* **Goal**: Sort through the entries below and pull out lines containing the word "this".

* **Raw records**:
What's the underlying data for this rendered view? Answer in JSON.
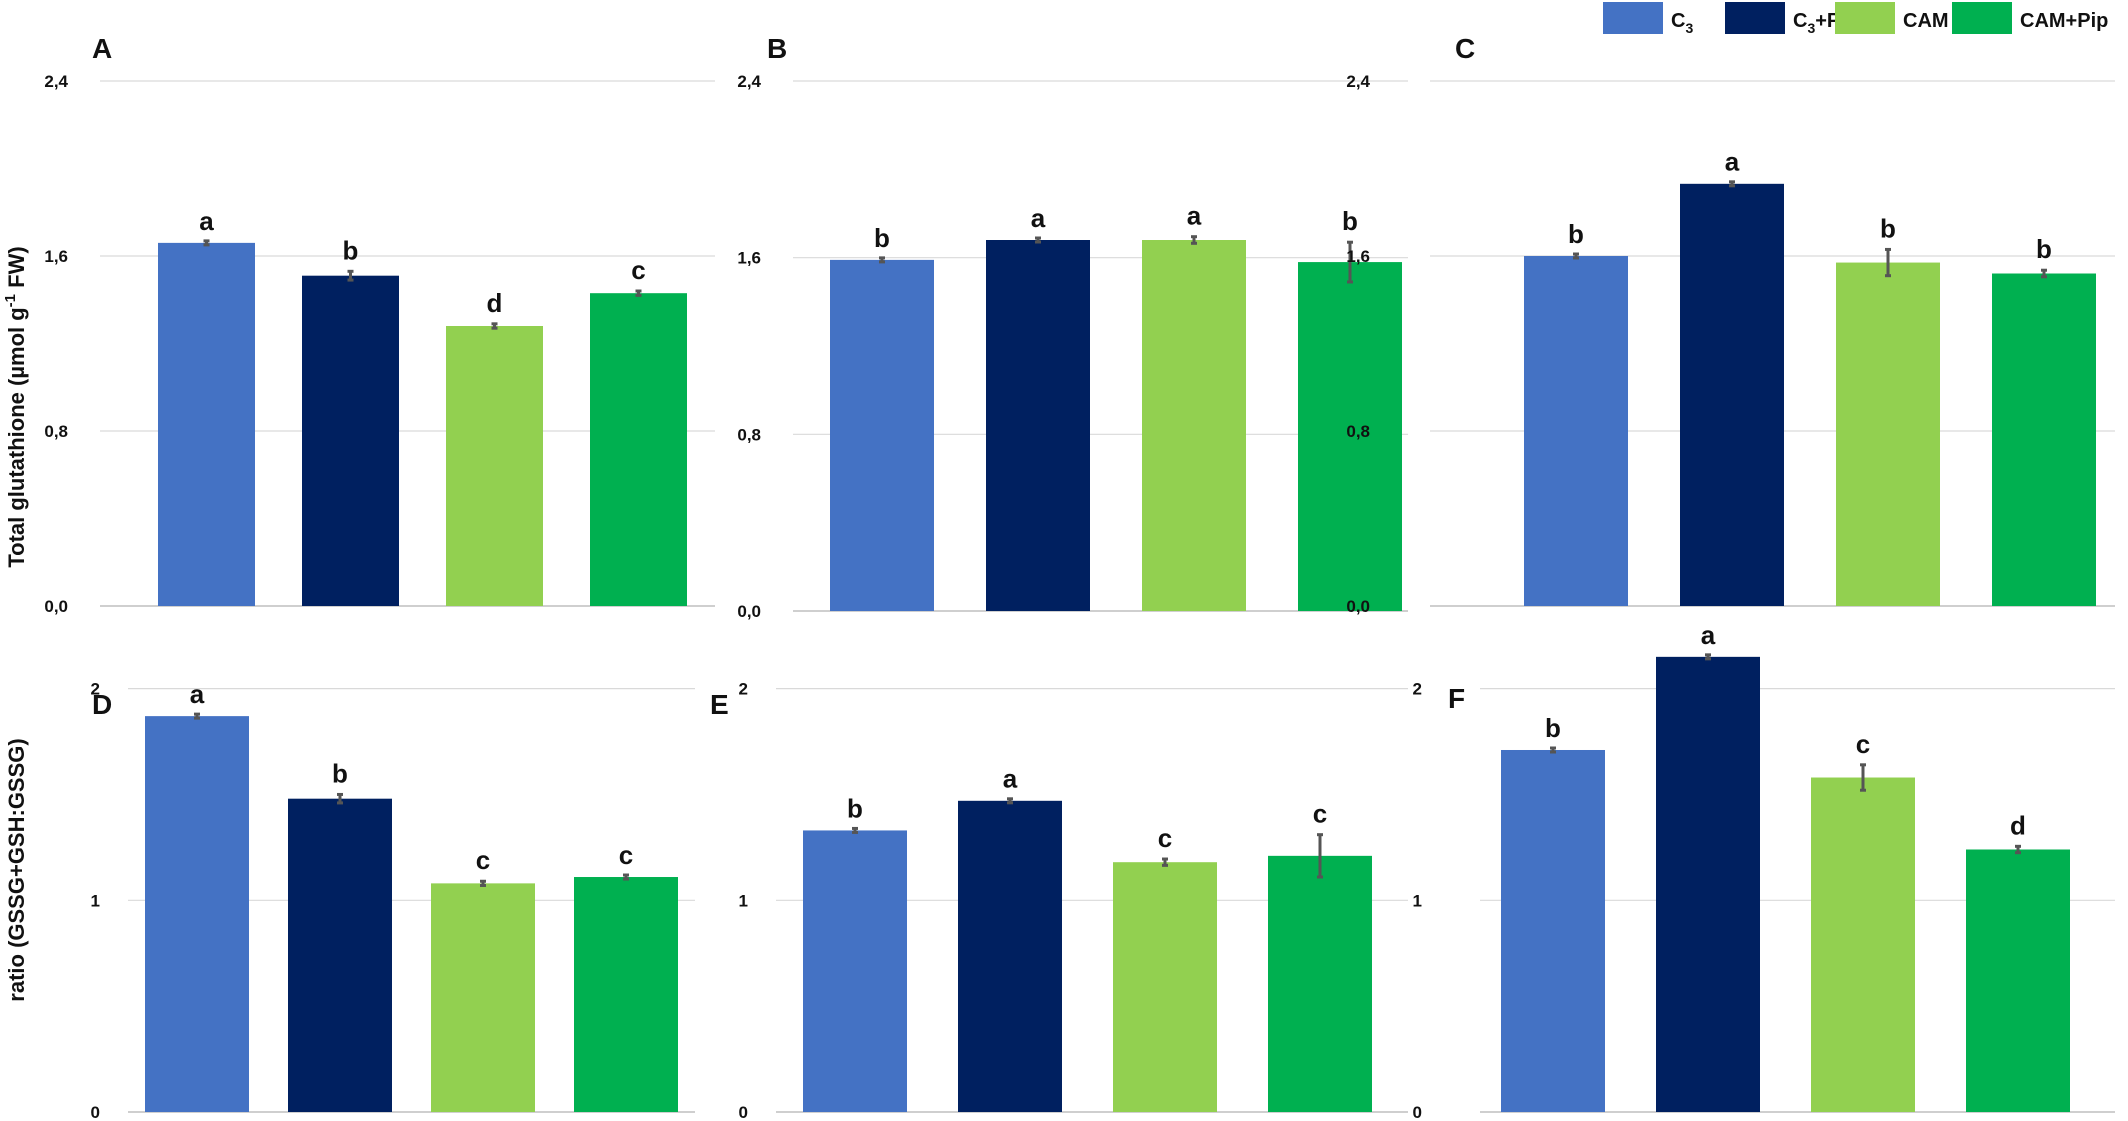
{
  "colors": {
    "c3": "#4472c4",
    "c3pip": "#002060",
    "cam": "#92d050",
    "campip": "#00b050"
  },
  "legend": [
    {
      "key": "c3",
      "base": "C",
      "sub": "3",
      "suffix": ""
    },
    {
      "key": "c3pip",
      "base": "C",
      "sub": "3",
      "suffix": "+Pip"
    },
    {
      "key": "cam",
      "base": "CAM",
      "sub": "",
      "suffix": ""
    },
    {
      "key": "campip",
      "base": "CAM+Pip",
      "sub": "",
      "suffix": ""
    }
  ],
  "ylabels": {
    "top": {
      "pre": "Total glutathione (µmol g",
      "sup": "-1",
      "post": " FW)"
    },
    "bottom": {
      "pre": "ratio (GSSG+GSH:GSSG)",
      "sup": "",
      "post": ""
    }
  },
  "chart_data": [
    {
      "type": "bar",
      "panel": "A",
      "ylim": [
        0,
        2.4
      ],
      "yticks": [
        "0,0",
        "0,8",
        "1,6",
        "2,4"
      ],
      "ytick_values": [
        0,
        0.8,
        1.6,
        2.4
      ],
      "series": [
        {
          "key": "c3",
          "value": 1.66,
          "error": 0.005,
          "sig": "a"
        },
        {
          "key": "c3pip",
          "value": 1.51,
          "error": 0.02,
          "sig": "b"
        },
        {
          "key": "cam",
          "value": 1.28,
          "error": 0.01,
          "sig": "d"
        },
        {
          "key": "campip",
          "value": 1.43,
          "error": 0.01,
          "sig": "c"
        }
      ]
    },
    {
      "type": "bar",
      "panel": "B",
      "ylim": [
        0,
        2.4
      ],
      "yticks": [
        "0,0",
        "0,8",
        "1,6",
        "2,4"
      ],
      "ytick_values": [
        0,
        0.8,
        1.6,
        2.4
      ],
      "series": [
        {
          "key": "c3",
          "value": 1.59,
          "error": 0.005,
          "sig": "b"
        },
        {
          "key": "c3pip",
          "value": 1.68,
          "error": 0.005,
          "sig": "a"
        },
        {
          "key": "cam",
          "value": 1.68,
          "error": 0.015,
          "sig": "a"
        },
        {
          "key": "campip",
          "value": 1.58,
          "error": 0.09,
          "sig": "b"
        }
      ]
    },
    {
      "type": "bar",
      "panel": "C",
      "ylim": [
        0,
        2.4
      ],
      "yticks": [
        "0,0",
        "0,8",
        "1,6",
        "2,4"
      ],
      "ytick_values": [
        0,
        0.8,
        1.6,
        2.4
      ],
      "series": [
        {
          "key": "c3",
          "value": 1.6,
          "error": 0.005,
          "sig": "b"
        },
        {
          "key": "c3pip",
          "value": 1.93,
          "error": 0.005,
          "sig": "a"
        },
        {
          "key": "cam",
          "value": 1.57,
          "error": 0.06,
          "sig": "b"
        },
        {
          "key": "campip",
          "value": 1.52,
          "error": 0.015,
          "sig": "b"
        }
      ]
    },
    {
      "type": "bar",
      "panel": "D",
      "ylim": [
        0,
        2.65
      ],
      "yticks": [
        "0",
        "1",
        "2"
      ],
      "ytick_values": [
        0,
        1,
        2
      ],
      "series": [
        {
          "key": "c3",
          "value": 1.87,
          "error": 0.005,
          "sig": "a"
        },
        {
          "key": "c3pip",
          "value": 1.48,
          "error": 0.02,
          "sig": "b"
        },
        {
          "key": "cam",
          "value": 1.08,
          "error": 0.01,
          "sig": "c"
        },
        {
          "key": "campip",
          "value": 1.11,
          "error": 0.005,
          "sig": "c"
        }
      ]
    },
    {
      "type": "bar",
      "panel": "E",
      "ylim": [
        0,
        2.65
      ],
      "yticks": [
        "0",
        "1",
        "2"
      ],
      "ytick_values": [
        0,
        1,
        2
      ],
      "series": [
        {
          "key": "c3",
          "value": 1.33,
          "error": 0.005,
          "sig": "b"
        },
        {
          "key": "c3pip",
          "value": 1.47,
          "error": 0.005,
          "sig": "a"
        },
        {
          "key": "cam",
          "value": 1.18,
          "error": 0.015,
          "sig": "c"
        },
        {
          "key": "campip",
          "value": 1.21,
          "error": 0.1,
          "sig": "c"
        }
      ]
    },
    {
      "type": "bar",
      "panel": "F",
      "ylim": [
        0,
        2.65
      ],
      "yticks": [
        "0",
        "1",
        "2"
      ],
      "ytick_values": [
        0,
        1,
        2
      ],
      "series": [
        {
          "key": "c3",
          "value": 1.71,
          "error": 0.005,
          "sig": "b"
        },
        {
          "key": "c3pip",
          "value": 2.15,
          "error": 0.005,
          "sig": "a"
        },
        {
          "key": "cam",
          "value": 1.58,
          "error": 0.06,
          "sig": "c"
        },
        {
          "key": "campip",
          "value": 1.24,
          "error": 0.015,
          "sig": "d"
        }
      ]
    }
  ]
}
* * *
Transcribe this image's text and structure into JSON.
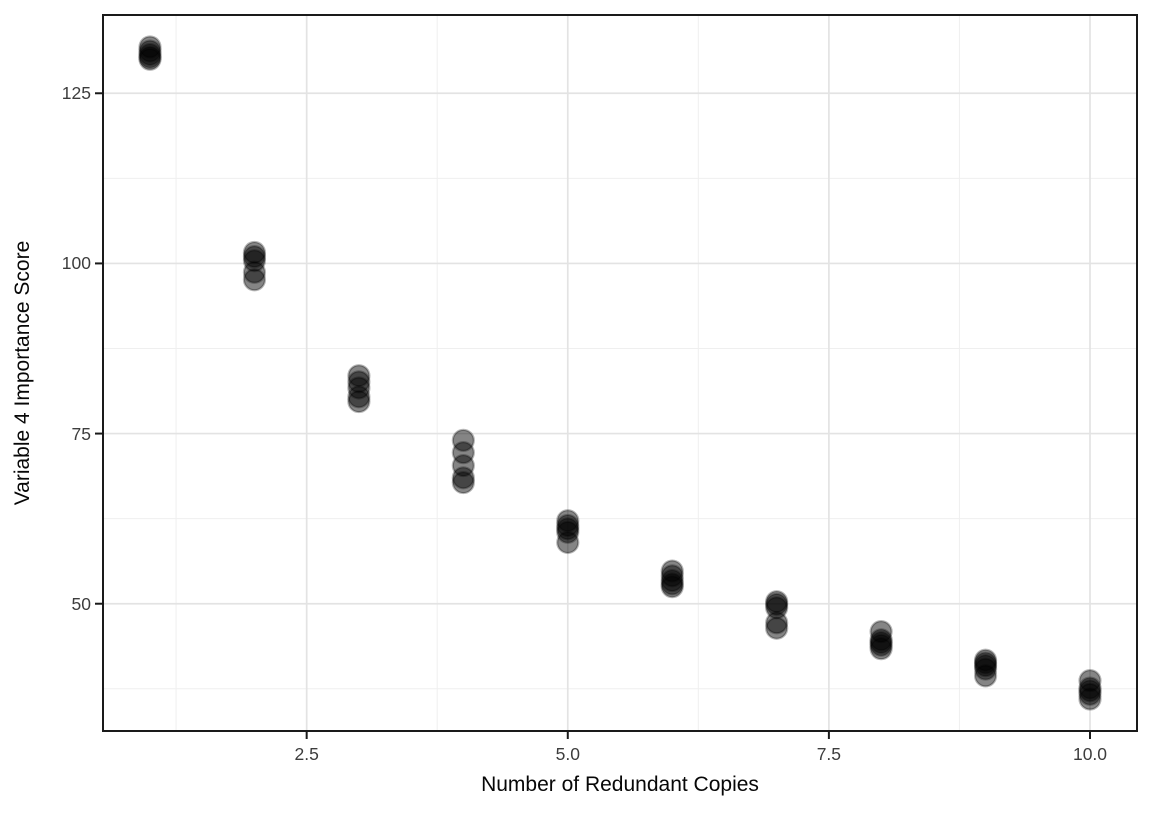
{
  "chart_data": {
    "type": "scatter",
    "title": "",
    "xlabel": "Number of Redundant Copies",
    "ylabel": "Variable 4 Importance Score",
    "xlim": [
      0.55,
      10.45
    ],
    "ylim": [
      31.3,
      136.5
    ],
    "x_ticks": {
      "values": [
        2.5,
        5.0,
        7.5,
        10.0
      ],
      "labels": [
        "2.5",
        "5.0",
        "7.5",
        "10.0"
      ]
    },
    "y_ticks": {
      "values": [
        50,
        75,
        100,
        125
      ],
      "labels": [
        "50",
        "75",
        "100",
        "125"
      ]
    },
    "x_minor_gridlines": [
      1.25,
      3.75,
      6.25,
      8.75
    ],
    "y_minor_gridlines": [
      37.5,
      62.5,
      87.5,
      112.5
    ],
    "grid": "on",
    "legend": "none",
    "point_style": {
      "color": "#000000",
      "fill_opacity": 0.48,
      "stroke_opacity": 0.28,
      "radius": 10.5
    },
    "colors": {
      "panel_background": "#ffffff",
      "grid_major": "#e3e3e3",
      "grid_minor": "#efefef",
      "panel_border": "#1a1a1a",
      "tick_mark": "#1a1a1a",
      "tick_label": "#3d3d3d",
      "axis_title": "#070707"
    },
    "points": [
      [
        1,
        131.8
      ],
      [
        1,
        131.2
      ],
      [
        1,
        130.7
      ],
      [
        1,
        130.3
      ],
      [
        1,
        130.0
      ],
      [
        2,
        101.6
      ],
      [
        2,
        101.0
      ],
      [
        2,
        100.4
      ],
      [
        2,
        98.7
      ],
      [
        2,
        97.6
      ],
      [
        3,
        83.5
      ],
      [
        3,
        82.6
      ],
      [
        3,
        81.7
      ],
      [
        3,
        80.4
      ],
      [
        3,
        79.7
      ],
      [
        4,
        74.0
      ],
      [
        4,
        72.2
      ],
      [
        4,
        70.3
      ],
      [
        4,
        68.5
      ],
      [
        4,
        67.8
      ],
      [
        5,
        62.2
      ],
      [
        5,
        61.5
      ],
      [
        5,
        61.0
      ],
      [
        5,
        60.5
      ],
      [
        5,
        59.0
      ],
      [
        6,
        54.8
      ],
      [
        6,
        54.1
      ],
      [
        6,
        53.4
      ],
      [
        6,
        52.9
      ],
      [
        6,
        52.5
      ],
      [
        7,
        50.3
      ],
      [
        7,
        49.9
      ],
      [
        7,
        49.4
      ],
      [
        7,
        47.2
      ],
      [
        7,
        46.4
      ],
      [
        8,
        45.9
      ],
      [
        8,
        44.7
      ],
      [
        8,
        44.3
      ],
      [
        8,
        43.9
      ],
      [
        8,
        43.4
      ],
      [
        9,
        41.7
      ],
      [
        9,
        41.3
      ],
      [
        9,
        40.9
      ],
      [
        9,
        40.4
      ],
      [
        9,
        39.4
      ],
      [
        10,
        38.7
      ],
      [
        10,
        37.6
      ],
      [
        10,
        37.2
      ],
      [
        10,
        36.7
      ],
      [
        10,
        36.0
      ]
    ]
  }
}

* **Reply**:
What's the underlying data for this rendered view? Answer in JSON.
Transcribe this image's text and structure into JSON.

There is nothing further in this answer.